### [What you need to do]
Copy every line from the one containing "candle-body <box>156 63 162 73</box>" down to the one containing "candle-body <box>180 39 186 59</box>", both included, reproducing each line precisely.

### [Records provided]
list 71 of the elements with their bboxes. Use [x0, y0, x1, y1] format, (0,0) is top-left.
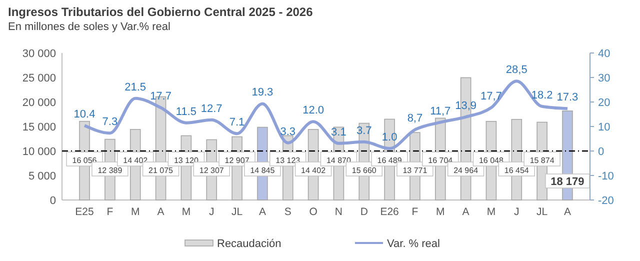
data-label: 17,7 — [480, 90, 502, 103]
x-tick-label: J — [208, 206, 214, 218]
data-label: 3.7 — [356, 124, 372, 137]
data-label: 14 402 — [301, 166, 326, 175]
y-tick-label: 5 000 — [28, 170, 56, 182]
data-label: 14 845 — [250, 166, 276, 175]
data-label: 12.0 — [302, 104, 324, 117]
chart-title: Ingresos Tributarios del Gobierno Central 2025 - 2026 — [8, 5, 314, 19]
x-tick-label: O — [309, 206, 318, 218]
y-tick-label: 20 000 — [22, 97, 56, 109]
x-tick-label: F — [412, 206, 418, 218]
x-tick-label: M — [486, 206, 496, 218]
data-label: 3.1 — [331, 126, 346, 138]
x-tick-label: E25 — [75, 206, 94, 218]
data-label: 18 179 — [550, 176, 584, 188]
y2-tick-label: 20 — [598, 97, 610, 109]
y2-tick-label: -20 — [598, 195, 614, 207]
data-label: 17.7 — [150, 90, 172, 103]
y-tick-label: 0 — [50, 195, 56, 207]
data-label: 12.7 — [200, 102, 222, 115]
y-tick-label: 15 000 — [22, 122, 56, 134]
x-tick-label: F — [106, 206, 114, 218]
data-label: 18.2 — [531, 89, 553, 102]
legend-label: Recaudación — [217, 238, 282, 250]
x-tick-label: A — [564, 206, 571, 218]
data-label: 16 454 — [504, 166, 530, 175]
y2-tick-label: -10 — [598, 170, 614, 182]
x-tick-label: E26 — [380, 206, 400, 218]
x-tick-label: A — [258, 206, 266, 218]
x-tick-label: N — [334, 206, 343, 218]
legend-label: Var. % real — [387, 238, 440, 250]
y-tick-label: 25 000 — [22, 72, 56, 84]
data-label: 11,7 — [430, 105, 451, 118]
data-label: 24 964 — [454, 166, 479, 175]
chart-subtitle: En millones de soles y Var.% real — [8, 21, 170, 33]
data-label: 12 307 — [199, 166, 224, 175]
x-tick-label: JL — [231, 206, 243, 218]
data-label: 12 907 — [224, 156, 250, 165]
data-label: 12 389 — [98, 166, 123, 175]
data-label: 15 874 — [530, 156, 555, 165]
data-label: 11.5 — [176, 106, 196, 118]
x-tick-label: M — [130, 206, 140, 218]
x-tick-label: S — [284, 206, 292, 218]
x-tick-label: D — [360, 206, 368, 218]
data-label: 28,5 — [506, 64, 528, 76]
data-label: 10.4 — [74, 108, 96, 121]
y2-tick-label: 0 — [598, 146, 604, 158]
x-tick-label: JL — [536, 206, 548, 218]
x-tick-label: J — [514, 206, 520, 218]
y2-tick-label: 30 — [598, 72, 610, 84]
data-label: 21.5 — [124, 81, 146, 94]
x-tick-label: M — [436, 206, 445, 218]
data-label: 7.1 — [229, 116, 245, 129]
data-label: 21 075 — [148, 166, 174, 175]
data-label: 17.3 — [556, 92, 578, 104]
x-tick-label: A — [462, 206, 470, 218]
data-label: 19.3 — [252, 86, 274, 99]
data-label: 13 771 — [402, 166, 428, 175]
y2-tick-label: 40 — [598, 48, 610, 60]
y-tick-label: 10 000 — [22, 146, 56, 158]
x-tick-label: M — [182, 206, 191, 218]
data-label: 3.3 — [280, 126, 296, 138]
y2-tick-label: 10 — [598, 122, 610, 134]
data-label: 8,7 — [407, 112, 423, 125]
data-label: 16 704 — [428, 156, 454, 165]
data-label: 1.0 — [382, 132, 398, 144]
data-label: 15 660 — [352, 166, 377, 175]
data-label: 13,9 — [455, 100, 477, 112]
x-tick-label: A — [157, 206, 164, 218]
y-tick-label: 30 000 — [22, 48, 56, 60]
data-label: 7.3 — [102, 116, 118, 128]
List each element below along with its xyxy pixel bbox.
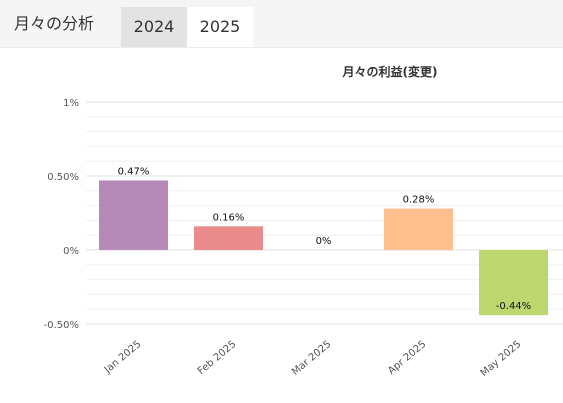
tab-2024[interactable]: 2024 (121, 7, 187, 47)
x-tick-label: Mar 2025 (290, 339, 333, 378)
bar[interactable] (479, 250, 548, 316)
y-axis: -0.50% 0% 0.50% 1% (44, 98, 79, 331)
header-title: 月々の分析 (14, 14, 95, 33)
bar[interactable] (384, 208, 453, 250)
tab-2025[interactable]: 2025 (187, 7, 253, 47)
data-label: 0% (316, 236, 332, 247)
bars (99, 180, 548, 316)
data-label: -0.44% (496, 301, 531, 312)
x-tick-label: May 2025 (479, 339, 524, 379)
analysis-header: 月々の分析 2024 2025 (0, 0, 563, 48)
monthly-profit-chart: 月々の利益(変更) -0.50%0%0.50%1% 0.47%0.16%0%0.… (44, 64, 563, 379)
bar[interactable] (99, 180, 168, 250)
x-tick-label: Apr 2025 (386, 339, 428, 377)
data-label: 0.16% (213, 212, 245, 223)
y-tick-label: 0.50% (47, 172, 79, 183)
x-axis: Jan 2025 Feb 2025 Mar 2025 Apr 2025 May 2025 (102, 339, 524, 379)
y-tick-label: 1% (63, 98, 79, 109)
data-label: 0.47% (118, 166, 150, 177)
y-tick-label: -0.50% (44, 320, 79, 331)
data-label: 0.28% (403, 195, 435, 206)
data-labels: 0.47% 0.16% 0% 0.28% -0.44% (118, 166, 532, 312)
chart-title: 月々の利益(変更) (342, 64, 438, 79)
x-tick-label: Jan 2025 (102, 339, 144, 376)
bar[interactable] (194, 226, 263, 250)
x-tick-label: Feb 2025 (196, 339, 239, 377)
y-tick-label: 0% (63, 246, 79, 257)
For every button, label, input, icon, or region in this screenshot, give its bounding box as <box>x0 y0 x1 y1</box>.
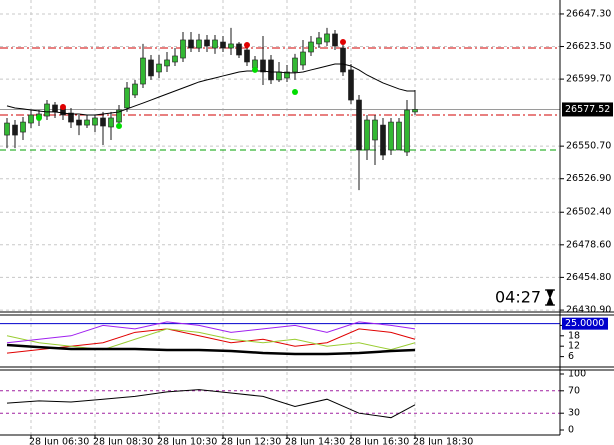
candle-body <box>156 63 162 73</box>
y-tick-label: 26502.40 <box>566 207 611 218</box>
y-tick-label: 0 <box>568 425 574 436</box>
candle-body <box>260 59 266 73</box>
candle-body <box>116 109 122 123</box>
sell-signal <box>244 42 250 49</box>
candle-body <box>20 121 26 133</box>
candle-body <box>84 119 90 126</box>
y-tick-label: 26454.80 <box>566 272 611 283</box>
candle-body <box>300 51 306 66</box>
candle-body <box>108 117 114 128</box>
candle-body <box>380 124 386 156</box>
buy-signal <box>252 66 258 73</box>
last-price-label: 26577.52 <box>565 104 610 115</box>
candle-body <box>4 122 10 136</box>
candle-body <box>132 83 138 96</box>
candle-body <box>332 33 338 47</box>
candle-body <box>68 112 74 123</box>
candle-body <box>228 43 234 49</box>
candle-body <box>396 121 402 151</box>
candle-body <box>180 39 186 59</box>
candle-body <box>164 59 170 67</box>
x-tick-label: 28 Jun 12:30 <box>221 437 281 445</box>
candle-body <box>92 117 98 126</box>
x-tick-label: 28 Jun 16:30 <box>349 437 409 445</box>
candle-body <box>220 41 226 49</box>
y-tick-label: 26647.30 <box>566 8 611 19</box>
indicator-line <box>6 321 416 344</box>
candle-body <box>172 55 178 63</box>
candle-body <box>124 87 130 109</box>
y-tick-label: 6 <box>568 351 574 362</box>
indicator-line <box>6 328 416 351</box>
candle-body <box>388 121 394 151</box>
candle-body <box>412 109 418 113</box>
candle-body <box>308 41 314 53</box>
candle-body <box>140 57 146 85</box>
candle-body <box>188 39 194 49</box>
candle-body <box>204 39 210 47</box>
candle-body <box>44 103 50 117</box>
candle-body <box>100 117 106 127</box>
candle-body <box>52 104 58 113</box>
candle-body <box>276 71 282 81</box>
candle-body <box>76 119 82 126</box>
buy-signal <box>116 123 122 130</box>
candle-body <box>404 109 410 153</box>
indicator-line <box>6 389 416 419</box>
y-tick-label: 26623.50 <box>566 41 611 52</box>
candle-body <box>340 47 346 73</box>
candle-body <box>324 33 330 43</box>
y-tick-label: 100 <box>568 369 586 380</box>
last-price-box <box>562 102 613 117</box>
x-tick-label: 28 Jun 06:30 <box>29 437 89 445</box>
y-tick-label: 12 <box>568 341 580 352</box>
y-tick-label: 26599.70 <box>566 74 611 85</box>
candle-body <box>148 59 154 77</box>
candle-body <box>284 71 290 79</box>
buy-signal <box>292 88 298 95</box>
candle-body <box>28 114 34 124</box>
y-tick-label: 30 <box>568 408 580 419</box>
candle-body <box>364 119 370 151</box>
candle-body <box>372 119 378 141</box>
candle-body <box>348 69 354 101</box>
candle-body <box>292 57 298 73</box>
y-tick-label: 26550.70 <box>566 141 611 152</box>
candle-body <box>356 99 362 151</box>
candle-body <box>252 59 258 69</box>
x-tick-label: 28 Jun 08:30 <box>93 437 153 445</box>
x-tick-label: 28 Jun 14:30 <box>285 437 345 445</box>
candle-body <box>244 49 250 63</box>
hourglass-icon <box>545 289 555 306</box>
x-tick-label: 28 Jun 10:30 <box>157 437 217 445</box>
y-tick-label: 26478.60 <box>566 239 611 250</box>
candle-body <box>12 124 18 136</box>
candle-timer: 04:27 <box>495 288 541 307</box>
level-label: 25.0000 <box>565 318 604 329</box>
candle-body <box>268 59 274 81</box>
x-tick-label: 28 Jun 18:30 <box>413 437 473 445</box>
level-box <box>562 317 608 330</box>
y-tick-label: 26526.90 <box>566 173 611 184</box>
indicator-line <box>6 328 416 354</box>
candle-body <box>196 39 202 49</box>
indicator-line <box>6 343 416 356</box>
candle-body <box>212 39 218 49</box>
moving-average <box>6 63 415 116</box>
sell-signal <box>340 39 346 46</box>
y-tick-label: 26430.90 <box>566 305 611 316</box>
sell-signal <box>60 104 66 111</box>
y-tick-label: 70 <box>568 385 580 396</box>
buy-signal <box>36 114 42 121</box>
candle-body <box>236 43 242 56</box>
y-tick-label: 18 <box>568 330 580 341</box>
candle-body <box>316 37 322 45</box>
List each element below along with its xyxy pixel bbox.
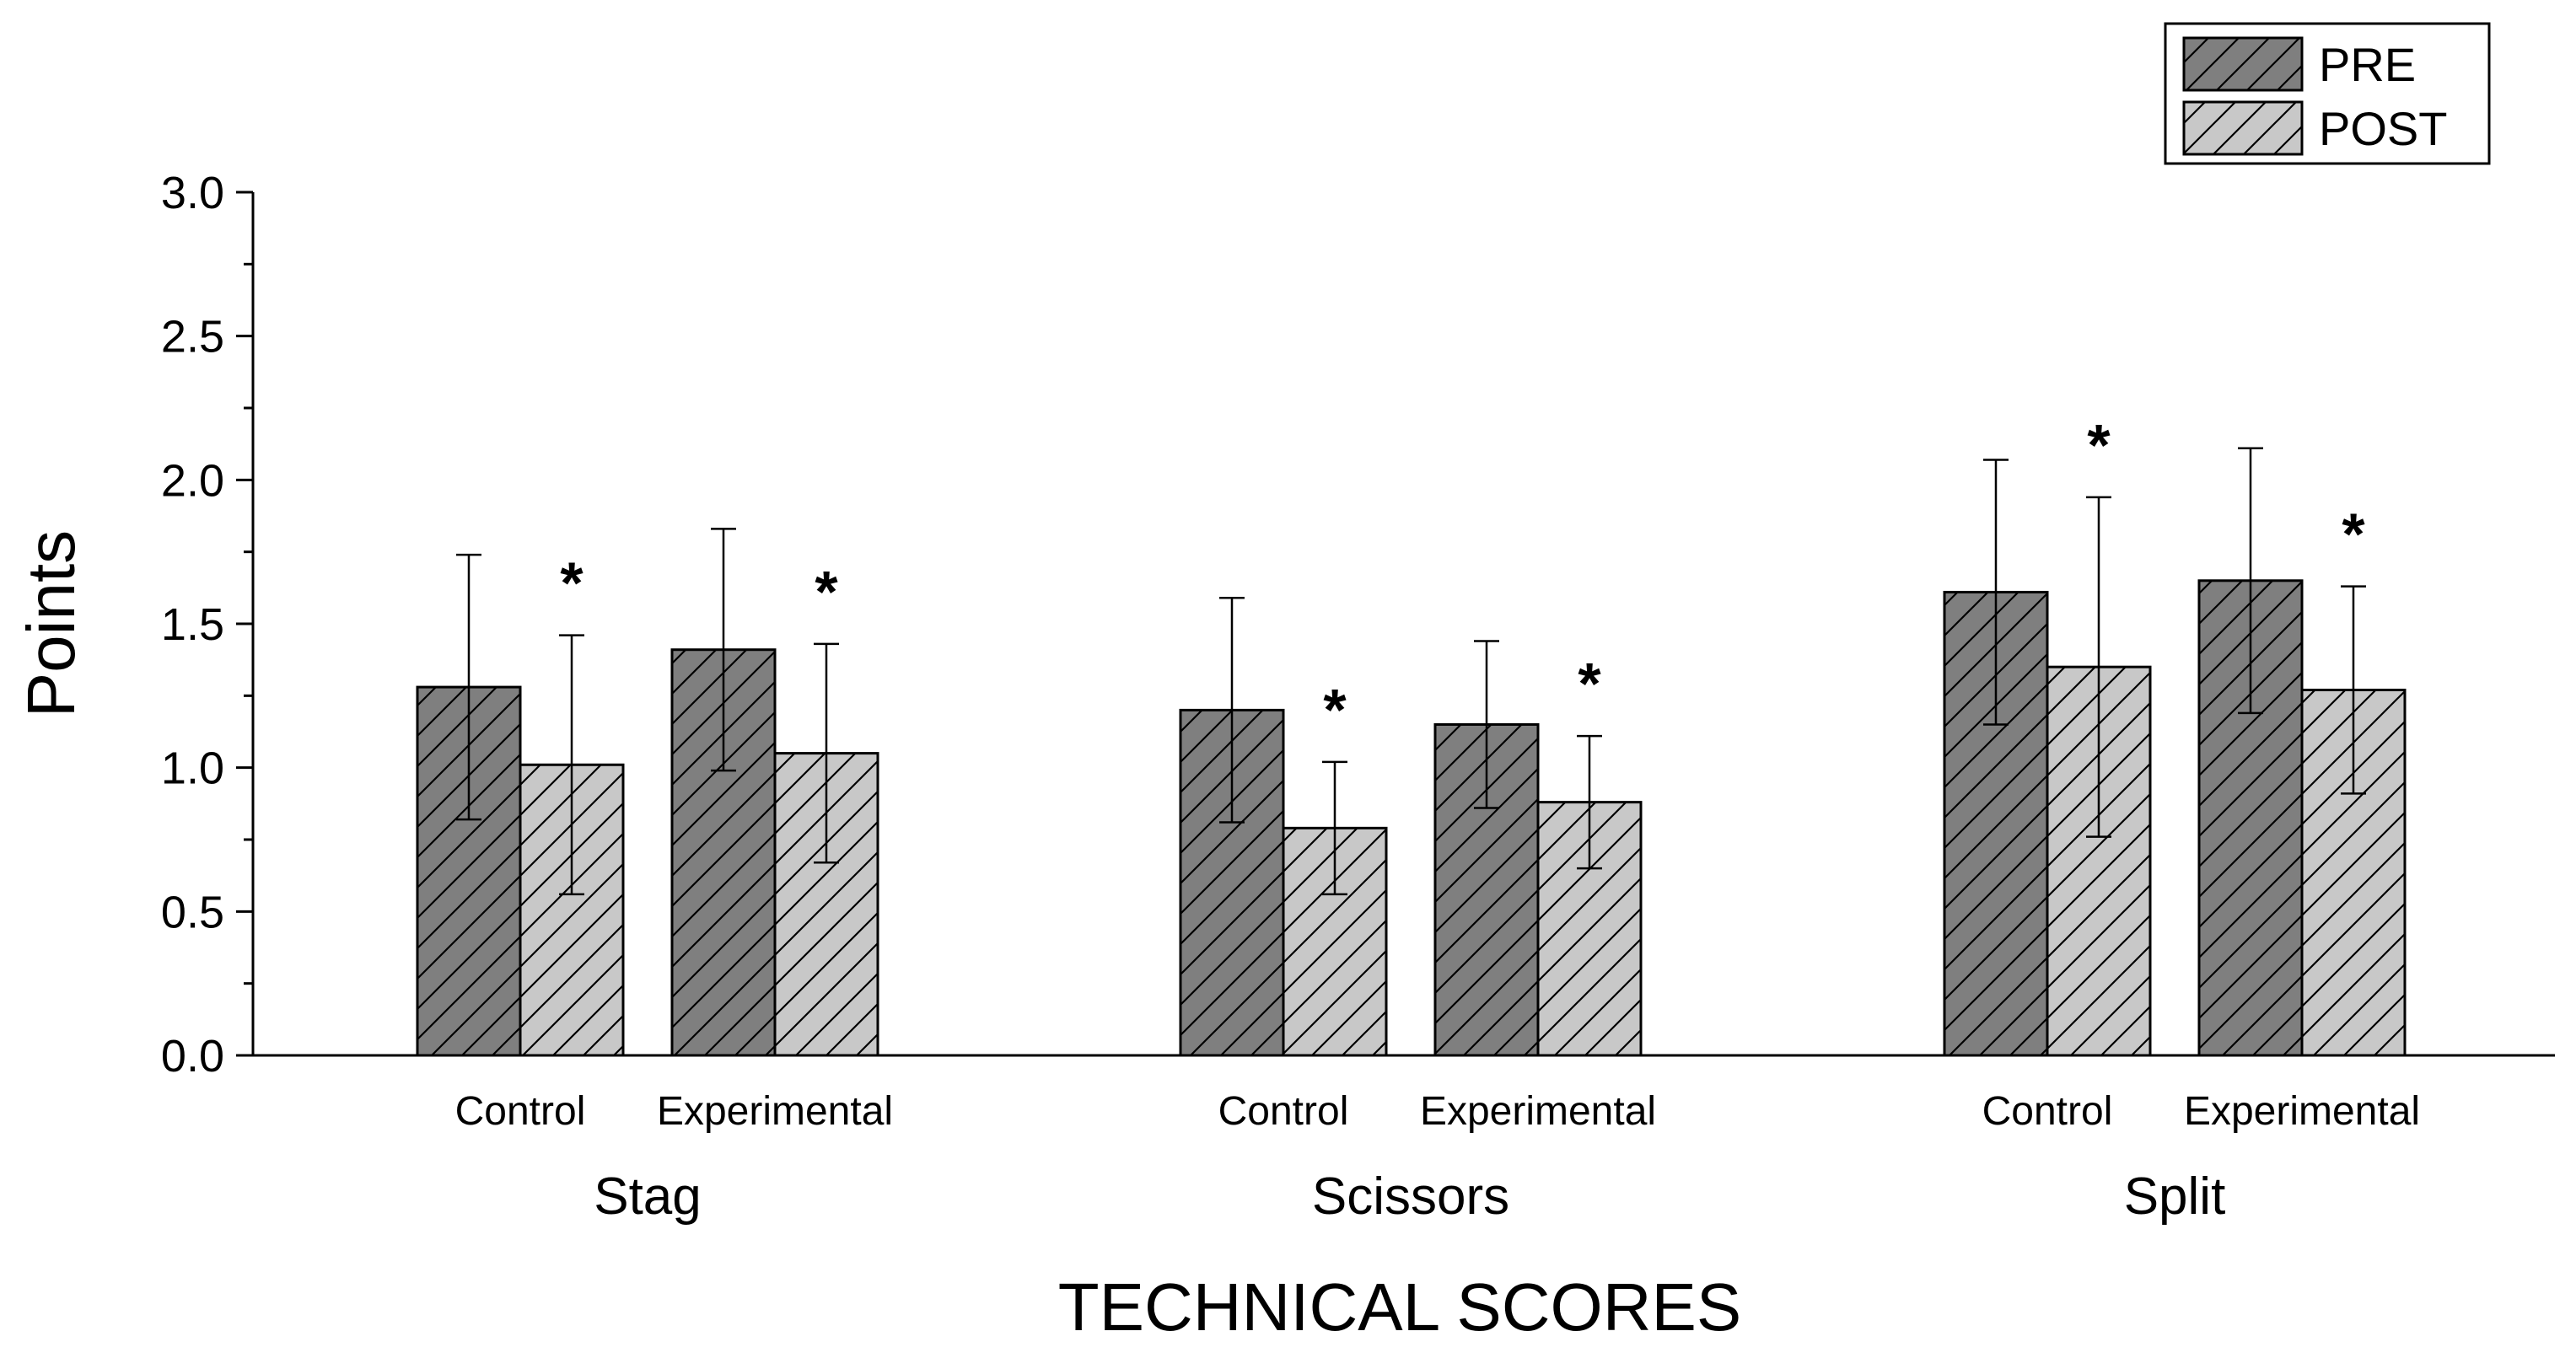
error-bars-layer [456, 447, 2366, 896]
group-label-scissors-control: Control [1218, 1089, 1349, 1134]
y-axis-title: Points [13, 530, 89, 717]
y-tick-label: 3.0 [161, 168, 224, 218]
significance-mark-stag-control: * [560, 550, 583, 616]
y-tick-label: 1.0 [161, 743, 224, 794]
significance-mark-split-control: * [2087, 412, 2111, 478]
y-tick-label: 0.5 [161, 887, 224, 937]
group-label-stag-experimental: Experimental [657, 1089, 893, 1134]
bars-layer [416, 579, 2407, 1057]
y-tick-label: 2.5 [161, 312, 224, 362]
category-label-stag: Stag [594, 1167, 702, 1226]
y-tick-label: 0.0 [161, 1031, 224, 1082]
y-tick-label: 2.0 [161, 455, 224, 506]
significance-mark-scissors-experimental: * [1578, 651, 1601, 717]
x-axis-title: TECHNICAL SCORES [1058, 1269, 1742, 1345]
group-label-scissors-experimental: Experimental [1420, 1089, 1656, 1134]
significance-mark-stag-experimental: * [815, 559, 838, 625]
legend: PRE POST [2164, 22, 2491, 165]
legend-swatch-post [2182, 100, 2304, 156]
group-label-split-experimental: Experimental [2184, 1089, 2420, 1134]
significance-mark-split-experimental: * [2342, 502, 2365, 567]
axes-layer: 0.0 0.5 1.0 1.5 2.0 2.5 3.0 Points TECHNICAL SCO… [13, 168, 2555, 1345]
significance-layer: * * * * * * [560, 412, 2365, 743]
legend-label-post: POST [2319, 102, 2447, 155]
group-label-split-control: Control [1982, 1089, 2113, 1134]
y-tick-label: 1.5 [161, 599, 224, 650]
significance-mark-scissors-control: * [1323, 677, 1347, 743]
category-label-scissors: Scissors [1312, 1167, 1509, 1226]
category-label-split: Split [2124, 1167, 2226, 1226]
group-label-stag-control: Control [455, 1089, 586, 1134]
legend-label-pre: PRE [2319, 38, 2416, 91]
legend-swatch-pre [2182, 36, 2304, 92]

### [Correct output]
candle-body <box>156 63 162 73</box>
y-tick-label: 26502.40 <box>566 207 611 218</box>
y-tick-label: 0 <box>568 425 574 436</box>
candle-body <box>260 59 266 73</box>
candle-body <box>116 109 122 123</box>
sell-signal <box>244 42 250 49</box>
candle-body <box>20 121 26 133</box>
candle-body <box>84 119 90 126</box>
y-tick-label: 26454.80 <box>566 272 611 283</box>
candle-body <box>300 51 306 66</box>
candle-body <box>108 117 114 128</box>
candle-body <box>380 124 386 156</box>
buy-signal <box>252 66 258 73</box>
last-price-label: 26577.52 <box>565 104 610 115</box>
candle-body <box>4 122 10 136</box>
candle-body <box>132 83 138 96</box>
candle-body <box>332 33 338 47</box>
candle-body <box>68 112 74 123</box>
candle-body <box>228 43 234 49</box>
candle-body <box>396 121 402 151</box>
candle-body <box>180 39 186 59</box>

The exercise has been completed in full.